►
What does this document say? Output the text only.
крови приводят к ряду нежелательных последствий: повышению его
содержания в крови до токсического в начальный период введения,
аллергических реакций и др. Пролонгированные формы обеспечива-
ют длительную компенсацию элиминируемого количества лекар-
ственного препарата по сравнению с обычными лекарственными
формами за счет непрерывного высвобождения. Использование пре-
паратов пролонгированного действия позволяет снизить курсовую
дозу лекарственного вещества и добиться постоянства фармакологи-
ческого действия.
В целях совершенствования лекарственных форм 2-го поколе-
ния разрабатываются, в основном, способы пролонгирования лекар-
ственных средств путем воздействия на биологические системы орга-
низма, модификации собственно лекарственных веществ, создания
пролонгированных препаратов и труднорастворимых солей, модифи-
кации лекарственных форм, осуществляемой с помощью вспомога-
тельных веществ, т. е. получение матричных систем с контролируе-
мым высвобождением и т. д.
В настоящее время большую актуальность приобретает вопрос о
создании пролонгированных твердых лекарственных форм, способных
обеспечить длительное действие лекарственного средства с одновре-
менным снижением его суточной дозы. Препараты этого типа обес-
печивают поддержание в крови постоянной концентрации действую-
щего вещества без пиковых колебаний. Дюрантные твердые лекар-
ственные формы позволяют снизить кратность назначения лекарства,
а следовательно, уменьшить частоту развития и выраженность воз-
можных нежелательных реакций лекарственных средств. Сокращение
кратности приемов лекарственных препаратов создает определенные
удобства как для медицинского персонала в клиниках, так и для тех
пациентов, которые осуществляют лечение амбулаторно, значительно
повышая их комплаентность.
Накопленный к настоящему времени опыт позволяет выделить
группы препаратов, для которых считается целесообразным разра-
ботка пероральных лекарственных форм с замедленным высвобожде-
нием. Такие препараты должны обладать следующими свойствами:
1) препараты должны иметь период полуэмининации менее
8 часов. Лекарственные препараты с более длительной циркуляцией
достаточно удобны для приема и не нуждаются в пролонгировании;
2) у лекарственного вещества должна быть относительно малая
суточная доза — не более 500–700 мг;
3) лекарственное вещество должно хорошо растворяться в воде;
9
◄
DIRECTIONS:
Count how many lines contain "позволяет" and give only that count.

TASK OUTPUT:
2